### PAGE TEXT
So, I thought I would use the GUI Gparted to have a look. I want to understand how to do this without graphical tools.
Basically Gparted showed me that the sizes being reported by parted where different. However parted will only report in Gigs and not anything.
Can anyone advise me how I can resize or more partitions using command lind tools and how I can get accurate information on things like start and end points?
This is an old problem relating to the way hard drive manufacturers label the capacity of their hard drives as opposed to the way every one else in IT determines capacity. To make a long story short, your 500GB hard drive is really only 465GB as stated in the usual definition of gigabyte.
Hard drive manufacturers use a decimal definition of 1 KB = 1000 bytes. Everyone else uses the binary definition of 1 KB = 2exp10 = 1024 bytes. The net result is that as far as your OS is concerned, your hard drive is about 7% less than the size stated by the hard drive manufacturer(.93 x 500 = 465). It gets more confusing because you can never be really sure whether a given tool is using binary or decimal as many have been changed to deal with the hard drive manufacturer's labeling practices. Here's a more lengthy explanation:
I managed to get a working setup using cfdisk which was very nice. However I would really like to be able to go more low level and do it myself for situations at work on cranky old servers which have been stripped down to the nuts and dont have these new fangled curses and gui based tools. GParted is very nice to use but frankly I need to be able to figure it out without a gui.
I guess, that if an accurate disk capacity can be gained from a tool then this would allow fdisk or parted to work correctly then as it all seems to stem from knowing the initial size.
I guess, that if an accurate disk capacity can be gained from a tool then this would allow fdisk or parted to work correctly then as it all seems to stem from knowing the initial size.
I would be *most* surprised if either fdisk or parted are getting the actual size of the device wrong.
The fact that you (still) don't understand the situation is (much) more likely the problem.
Disk /dev/sda: 250.0 GB, 250000000000 bytes
255 heads, 63 sectors/track, 30394 cylinders, total 488281250 sectors
Units = sectors of 1 * 512 = 512 bytes
Disk identifier: 0xe686f016
Device Boot Start End Blocks Id System
/dev/sda1 63 96389 48163+ de Dell Utility
/dev/sda2 * 96390 84003884 41953747+ 7 HPFS/NTFS
/dev/sda3 84003885 478528154 197262135 f W95 Ext'd (LBA)
/dev/sda4 478528155 488263544 4867695 db CP/M / CTOS / ...

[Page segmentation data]
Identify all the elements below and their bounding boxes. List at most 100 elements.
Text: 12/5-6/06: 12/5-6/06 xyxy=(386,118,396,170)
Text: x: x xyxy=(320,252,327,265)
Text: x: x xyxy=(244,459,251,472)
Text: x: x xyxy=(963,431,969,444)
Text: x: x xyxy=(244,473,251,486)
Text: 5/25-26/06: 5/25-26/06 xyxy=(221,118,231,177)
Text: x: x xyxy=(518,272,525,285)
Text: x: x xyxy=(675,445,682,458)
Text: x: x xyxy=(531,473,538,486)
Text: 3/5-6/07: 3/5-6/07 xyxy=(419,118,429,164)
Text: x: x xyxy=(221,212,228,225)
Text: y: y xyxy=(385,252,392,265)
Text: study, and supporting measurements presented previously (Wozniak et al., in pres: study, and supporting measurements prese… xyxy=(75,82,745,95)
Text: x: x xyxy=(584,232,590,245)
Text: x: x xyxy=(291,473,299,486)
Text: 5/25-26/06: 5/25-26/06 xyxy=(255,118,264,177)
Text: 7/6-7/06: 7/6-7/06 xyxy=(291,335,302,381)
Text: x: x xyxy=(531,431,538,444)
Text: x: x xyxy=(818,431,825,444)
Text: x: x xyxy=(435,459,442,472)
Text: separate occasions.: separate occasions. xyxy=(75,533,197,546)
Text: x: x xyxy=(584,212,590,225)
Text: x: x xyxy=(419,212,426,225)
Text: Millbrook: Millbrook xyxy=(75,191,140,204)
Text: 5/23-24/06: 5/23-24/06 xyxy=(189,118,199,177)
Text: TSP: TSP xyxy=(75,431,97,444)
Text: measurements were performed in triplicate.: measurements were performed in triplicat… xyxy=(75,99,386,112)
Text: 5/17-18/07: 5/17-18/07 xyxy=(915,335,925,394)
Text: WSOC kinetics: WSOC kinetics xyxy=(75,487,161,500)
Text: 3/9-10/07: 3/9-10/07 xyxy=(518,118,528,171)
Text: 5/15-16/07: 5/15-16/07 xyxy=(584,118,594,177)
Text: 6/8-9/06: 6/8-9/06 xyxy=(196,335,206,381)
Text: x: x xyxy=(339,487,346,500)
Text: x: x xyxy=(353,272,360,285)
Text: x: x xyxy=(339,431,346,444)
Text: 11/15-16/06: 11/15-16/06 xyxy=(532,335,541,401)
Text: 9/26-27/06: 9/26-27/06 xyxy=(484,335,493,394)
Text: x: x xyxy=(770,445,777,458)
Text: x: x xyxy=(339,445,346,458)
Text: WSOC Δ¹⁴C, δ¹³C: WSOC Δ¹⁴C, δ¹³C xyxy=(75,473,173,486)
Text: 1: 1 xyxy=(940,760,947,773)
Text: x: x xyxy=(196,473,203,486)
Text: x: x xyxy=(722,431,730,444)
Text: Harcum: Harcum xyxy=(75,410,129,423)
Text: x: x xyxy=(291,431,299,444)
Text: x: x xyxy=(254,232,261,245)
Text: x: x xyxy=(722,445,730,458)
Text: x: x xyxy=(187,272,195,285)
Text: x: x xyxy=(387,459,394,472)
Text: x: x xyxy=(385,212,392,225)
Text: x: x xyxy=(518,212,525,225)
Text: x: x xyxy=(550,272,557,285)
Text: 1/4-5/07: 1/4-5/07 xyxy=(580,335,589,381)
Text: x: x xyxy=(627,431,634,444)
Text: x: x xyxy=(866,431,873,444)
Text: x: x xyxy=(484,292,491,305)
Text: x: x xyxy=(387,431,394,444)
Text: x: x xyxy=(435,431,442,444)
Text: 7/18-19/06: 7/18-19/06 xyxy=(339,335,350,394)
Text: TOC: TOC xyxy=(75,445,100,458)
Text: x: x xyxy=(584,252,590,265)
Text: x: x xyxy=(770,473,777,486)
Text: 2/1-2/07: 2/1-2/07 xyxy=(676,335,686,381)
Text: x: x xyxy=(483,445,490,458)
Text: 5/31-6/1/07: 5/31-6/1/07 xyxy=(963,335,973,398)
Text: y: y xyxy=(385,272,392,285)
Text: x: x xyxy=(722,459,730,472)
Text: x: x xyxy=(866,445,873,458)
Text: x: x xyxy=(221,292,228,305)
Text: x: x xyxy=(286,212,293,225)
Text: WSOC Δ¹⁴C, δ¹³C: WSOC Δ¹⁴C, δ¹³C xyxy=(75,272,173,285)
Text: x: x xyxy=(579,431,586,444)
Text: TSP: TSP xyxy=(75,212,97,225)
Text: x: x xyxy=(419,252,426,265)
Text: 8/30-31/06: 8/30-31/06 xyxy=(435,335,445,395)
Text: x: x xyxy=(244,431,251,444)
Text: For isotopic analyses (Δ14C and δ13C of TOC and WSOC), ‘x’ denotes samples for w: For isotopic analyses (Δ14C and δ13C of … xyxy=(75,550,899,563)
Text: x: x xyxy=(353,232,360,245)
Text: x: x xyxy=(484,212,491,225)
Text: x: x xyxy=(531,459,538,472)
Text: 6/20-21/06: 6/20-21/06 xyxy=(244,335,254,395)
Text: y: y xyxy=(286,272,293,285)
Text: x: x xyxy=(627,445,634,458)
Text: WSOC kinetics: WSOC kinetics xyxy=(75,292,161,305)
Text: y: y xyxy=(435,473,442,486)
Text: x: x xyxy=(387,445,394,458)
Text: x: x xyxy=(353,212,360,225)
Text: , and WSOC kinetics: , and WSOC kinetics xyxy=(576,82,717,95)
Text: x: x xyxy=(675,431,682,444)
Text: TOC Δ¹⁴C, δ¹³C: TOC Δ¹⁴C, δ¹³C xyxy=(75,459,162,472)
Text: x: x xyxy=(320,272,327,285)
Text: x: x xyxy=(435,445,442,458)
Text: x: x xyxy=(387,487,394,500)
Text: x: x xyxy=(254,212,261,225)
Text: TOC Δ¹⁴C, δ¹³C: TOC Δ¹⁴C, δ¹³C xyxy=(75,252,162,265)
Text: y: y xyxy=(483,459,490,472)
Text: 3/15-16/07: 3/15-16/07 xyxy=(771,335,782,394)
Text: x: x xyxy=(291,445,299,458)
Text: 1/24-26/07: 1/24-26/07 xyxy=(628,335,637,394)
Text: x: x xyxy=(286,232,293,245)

### WORK REQUIRED
Quote the partitioning discussion word for word, everything from "Basically Gparted showed" down to "and end points?".

### ANSWER TO THE PROBLEM
Basically Gparted showed me that the sizes being reported by parted where different. However parted will only report in Gigs and not anything.
Can anyone advise me how I can resize or more partitions using command lind tools and how I can get accurate information on things like start and end points?